--- BEGIN SOURCE DATA ---
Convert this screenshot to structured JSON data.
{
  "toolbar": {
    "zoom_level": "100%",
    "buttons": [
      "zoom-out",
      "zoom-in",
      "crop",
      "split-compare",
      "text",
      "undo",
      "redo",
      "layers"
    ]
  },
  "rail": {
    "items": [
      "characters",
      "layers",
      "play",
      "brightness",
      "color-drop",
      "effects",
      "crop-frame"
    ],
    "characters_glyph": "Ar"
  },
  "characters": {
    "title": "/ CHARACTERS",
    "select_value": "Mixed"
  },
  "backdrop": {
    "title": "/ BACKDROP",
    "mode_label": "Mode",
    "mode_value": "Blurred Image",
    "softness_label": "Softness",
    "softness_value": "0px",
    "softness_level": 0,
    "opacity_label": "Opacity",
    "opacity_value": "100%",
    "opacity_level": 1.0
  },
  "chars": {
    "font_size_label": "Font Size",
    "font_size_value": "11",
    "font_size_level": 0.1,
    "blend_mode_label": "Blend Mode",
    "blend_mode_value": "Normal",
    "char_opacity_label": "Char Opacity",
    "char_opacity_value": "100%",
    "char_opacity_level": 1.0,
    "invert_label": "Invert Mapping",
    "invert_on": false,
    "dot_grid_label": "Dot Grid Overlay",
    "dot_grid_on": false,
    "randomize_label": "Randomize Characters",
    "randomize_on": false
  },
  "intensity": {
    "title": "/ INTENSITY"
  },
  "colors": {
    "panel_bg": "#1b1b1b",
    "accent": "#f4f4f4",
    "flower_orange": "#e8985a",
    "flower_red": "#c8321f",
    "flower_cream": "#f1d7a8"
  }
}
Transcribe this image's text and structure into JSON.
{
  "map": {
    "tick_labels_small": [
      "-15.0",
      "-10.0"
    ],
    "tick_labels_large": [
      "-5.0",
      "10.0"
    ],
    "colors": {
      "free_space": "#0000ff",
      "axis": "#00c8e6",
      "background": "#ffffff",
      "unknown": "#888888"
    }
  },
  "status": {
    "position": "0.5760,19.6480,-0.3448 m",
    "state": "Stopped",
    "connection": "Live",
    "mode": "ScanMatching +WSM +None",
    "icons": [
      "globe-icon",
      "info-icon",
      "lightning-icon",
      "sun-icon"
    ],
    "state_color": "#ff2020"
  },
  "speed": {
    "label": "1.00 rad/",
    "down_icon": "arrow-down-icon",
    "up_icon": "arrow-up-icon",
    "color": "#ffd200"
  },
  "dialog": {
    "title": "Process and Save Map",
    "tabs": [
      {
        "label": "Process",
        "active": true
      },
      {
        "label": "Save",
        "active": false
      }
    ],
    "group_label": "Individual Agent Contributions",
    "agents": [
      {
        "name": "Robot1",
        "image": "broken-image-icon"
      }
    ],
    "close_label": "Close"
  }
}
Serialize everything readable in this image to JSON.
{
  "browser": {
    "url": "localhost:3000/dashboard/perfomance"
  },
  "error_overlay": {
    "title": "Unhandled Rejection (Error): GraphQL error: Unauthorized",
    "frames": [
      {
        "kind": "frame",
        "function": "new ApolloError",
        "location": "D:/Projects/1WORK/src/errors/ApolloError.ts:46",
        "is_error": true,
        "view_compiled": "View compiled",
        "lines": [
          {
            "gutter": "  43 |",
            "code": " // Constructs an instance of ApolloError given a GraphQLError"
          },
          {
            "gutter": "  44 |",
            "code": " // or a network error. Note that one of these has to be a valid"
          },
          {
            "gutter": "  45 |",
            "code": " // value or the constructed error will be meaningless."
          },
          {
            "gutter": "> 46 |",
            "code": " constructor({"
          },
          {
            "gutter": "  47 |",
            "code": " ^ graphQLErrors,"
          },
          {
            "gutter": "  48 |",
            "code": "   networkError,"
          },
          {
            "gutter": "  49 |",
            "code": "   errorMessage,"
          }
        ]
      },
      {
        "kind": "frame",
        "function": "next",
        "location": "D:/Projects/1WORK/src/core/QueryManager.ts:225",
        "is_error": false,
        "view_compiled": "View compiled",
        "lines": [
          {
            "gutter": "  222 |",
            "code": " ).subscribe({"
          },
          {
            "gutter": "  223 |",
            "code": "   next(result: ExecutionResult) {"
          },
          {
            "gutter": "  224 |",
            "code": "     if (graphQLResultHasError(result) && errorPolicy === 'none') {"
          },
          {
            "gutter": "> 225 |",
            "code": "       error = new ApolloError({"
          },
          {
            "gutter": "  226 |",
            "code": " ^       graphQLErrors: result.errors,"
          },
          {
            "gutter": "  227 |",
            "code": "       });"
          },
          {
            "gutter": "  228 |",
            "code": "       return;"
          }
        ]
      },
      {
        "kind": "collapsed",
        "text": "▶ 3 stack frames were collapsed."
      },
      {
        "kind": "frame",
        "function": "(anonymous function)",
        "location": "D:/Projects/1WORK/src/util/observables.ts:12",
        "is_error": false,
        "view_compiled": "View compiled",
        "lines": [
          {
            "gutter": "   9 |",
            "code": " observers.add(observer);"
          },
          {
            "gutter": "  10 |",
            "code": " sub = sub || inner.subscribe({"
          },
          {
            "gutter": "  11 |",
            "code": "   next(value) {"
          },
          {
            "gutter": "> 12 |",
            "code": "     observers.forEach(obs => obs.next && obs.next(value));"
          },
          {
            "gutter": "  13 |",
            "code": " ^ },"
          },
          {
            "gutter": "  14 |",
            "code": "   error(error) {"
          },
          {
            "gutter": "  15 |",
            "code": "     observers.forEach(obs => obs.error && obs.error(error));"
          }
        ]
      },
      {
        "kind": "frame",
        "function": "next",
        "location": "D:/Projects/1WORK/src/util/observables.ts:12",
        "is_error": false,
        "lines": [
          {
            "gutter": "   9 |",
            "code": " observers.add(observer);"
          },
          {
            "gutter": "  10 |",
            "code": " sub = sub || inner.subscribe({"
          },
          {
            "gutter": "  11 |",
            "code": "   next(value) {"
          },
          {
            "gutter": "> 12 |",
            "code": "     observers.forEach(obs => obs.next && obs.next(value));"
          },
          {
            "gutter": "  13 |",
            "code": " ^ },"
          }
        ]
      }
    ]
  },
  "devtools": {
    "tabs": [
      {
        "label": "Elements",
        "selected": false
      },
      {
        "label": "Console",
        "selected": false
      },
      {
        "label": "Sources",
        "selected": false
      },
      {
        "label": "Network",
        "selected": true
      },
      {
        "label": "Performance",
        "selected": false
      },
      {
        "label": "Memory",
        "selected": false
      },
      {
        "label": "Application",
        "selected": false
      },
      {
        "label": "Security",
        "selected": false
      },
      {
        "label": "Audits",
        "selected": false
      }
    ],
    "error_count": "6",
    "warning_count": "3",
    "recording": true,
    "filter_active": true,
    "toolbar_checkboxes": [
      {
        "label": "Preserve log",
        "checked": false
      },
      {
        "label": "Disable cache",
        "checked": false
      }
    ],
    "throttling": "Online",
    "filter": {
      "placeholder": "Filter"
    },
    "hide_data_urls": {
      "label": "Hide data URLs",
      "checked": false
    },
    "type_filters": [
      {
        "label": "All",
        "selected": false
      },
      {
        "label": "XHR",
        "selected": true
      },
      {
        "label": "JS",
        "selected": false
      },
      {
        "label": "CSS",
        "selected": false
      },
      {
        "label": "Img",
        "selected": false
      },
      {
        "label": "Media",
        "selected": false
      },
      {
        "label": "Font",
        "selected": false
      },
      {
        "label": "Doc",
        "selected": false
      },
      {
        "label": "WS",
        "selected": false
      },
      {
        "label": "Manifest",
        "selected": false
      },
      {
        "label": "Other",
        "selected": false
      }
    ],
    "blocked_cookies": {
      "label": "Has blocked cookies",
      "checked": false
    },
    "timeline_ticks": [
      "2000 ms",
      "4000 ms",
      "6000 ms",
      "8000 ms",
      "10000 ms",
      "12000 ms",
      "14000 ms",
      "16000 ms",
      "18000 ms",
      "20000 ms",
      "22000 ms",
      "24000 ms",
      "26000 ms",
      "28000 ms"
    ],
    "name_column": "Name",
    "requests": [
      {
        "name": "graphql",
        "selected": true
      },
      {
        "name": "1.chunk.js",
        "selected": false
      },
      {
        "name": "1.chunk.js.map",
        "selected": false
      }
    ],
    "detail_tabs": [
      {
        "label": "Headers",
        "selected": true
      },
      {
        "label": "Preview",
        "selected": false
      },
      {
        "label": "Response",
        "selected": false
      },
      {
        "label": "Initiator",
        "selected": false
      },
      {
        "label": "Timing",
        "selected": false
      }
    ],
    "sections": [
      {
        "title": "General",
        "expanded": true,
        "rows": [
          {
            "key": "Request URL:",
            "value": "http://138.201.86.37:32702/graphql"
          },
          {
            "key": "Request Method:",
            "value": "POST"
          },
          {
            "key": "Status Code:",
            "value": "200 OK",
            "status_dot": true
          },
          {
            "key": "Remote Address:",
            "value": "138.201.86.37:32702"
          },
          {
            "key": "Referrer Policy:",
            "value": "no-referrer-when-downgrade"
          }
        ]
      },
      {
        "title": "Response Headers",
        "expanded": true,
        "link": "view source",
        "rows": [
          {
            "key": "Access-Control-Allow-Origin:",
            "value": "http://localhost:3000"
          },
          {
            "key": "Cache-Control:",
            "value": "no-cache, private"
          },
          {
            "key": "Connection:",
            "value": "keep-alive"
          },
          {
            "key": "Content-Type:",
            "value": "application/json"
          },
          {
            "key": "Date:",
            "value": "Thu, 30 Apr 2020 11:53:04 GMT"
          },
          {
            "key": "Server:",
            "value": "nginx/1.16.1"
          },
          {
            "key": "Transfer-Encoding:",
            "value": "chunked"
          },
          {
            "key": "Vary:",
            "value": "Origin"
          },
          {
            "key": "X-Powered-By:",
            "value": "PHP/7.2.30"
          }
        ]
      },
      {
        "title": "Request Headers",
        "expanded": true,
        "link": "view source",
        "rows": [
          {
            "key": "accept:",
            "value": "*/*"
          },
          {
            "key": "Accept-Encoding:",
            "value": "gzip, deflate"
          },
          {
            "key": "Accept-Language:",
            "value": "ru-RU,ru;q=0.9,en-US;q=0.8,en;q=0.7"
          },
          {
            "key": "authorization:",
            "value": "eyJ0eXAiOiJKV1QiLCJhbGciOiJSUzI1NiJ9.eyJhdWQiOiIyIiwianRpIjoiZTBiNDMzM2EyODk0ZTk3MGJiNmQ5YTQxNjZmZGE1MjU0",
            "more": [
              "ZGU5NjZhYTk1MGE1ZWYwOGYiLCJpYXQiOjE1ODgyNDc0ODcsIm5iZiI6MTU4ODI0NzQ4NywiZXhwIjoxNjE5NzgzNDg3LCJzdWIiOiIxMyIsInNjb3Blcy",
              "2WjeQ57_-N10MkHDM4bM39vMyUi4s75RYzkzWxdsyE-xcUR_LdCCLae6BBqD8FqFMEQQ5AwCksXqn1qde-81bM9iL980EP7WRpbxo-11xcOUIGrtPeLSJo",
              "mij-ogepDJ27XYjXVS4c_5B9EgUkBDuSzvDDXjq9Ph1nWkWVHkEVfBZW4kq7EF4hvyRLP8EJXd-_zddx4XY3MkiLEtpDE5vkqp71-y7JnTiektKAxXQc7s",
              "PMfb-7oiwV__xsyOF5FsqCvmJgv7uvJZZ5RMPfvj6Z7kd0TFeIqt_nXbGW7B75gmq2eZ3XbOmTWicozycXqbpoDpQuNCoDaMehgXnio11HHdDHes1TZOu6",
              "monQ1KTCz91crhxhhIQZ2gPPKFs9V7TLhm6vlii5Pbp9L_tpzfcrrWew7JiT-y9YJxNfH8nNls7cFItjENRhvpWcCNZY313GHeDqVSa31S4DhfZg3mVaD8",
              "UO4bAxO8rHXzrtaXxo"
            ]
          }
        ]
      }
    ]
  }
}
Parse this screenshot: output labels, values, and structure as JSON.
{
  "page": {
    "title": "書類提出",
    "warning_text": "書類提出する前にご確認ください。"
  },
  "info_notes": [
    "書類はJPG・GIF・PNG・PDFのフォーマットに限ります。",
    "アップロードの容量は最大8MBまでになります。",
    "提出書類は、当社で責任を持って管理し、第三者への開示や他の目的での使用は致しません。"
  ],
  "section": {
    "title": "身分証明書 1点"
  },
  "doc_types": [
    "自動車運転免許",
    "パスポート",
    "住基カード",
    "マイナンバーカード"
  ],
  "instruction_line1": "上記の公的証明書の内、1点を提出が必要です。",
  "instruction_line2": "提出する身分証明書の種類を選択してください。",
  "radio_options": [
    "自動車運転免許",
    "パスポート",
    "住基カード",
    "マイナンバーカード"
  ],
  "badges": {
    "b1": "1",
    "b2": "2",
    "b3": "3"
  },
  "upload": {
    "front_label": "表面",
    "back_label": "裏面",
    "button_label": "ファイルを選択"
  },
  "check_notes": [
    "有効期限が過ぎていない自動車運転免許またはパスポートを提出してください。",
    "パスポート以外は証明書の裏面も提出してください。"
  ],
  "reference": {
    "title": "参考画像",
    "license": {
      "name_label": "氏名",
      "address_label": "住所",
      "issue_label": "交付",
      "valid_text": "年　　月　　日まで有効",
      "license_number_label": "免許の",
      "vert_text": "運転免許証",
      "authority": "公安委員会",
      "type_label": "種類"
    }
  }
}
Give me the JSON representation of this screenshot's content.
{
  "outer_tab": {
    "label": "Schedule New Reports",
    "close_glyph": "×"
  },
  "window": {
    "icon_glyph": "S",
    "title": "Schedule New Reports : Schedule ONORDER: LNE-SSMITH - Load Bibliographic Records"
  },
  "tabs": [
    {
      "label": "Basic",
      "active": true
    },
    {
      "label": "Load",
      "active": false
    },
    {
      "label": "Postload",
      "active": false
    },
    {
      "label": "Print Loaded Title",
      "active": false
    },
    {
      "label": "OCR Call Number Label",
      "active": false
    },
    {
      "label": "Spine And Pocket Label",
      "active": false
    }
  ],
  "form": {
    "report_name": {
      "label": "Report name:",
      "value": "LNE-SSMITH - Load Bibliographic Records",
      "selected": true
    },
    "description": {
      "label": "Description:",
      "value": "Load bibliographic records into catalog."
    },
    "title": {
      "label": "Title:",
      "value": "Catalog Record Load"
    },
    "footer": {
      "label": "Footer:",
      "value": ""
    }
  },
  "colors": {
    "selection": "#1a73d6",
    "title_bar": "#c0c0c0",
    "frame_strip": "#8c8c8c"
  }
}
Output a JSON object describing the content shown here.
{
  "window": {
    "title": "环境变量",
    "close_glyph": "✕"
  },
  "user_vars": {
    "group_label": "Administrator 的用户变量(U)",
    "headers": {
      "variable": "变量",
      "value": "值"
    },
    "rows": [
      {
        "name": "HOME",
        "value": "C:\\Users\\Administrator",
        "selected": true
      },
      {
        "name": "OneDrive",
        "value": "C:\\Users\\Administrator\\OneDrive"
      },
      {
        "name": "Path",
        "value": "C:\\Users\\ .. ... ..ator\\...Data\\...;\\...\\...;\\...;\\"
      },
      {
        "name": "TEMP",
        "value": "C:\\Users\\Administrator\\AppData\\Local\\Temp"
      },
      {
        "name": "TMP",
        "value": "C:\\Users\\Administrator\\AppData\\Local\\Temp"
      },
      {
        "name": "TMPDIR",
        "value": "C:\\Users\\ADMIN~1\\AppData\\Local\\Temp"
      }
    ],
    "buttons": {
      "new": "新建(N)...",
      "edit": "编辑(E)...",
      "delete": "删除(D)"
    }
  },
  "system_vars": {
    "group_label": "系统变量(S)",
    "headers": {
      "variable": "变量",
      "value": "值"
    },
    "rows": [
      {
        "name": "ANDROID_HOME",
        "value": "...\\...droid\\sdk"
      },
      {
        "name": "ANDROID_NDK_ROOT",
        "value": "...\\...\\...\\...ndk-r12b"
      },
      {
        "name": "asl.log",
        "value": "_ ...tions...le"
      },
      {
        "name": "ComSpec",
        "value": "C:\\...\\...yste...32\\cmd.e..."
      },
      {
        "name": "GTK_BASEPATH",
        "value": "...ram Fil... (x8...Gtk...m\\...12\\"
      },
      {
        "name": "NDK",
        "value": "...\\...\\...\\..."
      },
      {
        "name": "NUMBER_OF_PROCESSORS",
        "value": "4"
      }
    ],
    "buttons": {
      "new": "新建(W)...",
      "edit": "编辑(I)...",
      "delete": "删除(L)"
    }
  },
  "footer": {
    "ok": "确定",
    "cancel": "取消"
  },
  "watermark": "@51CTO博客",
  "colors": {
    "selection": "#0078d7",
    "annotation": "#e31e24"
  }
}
--- END SOURCE DATA ---
#### WORK REQUIRED
Each line that has the word "OneDrive" should be copied.

#### RESPONSE TO THE EXERCISE
        "name": "OneDrive",
        "value": "C:\\Users\\Administrator\\OneDrive"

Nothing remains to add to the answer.